*** Data ***

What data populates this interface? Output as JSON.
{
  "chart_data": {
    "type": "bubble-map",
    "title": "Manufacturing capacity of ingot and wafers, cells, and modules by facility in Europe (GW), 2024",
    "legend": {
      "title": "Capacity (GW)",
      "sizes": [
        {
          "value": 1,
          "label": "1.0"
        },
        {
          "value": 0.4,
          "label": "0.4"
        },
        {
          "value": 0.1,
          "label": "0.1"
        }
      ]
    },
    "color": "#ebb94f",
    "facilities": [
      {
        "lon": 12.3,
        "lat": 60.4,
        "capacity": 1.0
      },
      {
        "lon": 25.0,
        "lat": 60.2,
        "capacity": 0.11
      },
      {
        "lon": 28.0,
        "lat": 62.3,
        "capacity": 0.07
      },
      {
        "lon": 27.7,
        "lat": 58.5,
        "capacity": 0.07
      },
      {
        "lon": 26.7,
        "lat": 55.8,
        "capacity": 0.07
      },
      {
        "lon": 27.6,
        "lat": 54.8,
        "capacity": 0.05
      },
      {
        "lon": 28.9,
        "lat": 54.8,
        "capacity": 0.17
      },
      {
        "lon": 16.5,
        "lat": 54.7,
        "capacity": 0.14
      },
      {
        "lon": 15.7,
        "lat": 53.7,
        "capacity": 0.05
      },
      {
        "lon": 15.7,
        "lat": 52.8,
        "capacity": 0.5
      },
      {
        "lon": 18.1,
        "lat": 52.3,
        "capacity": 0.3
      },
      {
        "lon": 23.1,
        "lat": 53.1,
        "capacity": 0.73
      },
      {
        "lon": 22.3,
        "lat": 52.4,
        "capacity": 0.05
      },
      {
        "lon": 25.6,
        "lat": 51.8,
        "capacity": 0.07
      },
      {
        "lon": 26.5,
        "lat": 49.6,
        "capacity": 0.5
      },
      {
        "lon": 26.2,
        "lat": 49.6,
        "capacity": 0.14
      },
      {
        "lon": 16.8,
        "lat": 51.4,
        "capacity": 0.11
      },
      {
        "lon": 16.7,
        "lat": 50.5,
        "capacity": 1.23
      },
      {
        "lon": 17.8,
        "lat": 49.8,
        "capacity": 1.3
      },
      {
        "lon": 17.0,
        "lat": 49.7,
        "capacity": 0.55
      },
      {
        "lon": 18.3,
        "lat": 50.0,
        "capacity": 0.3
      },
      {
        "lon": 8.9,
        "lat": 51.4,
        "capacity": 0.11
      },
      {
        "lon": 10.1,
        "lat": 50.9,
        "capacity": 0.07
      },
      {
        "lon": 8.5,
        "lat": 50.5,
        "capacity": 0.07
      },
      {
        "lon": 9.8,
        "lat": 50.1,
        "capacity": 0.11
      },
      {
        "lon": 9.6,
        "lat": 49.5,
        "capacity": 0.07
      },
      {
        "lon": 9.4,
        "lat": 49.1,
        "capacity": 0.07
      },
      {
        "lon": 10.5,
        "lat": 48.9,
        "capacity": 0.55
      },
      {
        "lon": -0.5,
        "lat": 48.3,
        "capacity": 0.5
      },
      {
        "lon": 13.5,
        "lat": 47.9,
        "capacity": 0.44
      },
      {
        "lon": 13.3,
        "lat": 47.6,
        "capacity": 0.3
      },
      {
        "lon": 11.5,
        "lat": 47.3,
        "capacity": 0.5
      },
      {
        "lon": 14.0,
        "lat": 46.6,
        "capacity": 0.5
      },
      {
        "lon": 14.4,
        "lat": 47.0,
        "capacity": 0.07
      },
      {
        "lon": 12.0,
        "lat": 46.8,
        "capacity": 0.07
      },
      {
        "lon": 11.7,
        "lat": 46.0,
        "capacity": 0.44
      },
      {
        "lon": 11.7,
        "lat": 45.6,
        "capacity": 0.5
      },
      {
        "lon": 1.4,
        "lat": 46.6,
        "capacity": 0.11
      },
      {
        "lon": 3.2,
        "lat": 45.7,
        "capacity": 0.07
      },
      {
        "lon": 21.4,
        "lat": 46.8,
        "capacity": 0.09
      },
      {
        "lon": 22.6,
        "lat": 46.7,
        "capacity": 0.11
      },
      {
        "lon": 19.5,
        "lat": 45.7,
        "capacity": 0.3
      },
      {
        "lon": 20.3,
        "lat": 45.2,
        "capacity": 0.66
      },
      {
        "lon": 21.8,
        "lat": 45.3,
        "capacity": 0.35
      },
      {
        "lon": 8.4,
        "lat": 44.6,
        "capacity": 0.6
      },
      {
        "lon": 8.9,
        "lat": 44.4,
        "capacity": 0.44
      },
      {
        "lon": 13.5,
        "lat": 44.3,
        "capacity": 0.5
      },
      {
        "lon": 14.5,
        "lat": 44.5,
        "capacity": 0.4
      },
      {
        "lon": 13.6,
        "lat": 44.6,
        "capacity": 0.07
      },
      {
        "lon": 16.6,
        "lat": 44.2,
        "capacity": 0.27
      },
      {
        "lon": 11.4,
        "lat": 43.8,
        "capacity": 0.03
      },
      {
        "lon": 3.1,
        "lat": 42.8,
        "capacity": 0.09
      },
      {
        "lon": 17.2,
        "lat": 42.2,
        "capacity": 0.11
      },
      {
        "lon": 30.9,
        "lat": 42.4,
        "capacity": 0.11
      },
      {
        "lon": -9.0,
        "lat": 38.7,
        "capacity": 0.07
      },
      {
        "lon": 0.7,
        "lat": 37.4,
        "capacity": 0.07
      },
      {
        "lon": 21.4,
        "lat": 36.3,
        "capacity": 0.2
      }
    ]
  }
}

***

• **Work request**: Copy each line of the data exactly, please.

• **Reply**:
What data populates this interface? Output as JSON.
{
  "chart_data": {
    "type": "bubble-map",
    "title": "Manufacturing capacity of ingot and wafers, cells, and modules by facility in Europe (GW), 2024",
    "legend": {
      "title": "Capacity (GW)",
      "sizes": [
        {
          "value": 1,
          "label": "1.0"
        },
        {
          "value": 0.4,
          "label": "0.4"
        },
        {
          "value": 0.1,
          "label": "0.1"
        }
      ]
    },
    "color": "#ebb94f",
    "facilities": [
      {
        "lon": 12.3,
        "lat": 60.4,
        "capacity": 1.0
      },
      {
        "lon": 25.0,
        "lat": 60.2,
        "capacity": 0.11
      },
      {
        "lon": 28.0,
        "lat": 62.3,
        "capacity": 0.07
      },
      {
        "lon": 27.7,
        "lat": 58.5,
        "capacity": 0.07
      },
      {
        "lon": 26.7,
        "lat": 55.8,
        "capacity": 0.07
      },
      {
        "lon": 27.6,
        "lat": 54.8,
        "capacity": 0.05
      },
      {
        "lon": 28.9,
        "lat": 54.8,
        "capacity": 0.17
      },
      {
        "lon": 16.5,
        "lat": 54.7,
        "capacity": 0.14
      },
      {
        "lon": 15.7,
        "lat": 53.7,
        "capacity": 0.05
      },
      {
        "lon": 15.7,
        "lat": 52.8,
        "capacity": 0.5
      },
      {
        "lon": 18.1,
        "lat": 52.3,
        "capacity": 0.3
      },
      {
        "lon": 23.1,
        "lat": 53.1,
        "capacity": 0.73
      },
      {
        "lon": 22.3,
        "lat": 52.4,
        "capacity": 0.05
      },
      {
        "lon": 25.6,
        "lat": 51.8,
        "capacity": 0.07
      },
      {
        "lon": 26.5,
        "lat": 49.6,
        "capacity": 0.5
      },
      {
        "lon": 26.2,
        "lat": 49.6,
        "capacity": 0.14
      },
      {
        "lon": 16.8,
        "lat": 51.4,
        "capacity": 0.11
      },
      {
        "lon": 16.7,
        "lat": 50.5,
        "capacity": 1.23
      },
      {
        "lon": 17.8,
        "lat": 49.8,
        "capacity": 1.3
      },
      {
        "lon": 17.0,
        "lat": 49.7,
        "capacity": 0.55
      },
      {
        "lon": 18.3,
        "lat": 50.0,
        "capacity": 0.3
      },
      {
        "lon": 8.9,
        "lat": 51.4,
        "capacity": 0.11
      },
      {
        "lon": 10.1,
        "lat": 50.9,
        "capacity": 0.07
      },
      {
        "lon": 8.5,
        "lat": 50.5,
        "capacity": 0.07
      },
      {
        "lon": 9.8,
        "lat": 50.1,
        "capacity": 0.11
      },
      {
        "lon": 9.6,
        "lat": 49.5,
        "capacity": 0.07
      },
      {
        "lon": 9.4,
        "lat": 49.1,
        "capacity": 0.07
      },
      {
        "lon": 10.5,
        "lat": 48.9,
        "capacity": 0.55
      },
      {
        "lon": -0.5,
        "lat": 48.3,
        "capacity": 0.5
      },
      {
        "lon": 13.5,
        "lat": 47.9,
        "capacity": 0.44
      },
      {
        "lon": 13.3,
        "lat": 47.6,
        "capacity": 0.3
      },
      {
        "lon": 11.5,
        "lat": 47.3,
        "capacity": 0.5
      },
      {
        "lon": 14.0,
        "lat": 46.6,
        "capacity": 0.5
      },
      {
        "lon": 14.4,
        "lat": 47.0,
        "capacity": 0.07
      },
      {
        "lon": 12.0,
        "lat": 46.8,
        "capacity": 0.07
      },
      {
        "lon": 11.7,
        "lat": 46.0,
        "capacity": 0.44
      },
      {
        "lon": 11.7,
        "lat": 45.6,
        "capacity": 0.5
      },
      {
        "lon": 1.4,
        "lat": 46.6,
        "capacity": 0.11
      },
      {
        "lon": 3.2,
        "lat": 45.7,
        "capacity": 0.07
      },
      {
        "lon": 21.4,
        "lat": 46.8,
        "capacity": 0.09
      },
      {
        "lon": 22.6,
        "lat": 46.7,
        "capacity": 0.11
      },
      {
        "lon": 19.5,
        "lat": 45.7,
        "capacity": 0.3
      },
      {
        "lon": 20.3,
        "lat": 45.2,
        "capacity": 0.66
      },
      {
        "lon": 21.8,
        "lat": 45.3,
        "capacity": 0.35
      },
      {
        "lon": 8.4,
        "lat": 44.6,
        "capacity": 0.6
      },
      {
        "lon": 8.9,
        "lat": 44.4,
        "capacity": 0.44
      },
      {
        "lon": 13.5,
        "lat": 44.3,
        "capacity": 0.5
      },
      {
        "lon": 14.5,
        "lat": 44.5,
        "capacity": 0.4
      },
      {
        "lon": 13.6,
        "lat": 44.6,
        "capacity": 0.07
      },
      {
        "lon": 16.6,
        "lat": 44.2,
        "capacity": 0.27
      },
      {
        "lon": 11.4,
        "lat": 43.8,
        "capacity": 0.03
      },
      {
        "lon": 3.1,
        "lat": 42.8,
        "capacity": 0.09
      },
      {
        "lon": 17.2,
        "lat": 42.2,
        "capacity": 0.11
      },
      {
        "lon": 30.9,
        "lat": 42.4,
        "capacity": 0.11
      },
      {
        "lon": -9.0,
        "lat": 38.7,
        "capacity": 0.07
      },
      {
        "lon": 0.7,
        "lat": 37.4,
        "capacity": 0.07
      },
      {
        "lon": 21.4,
        "lat": 36.3,
        "capacity": 0.2
      }
    ]
  }
}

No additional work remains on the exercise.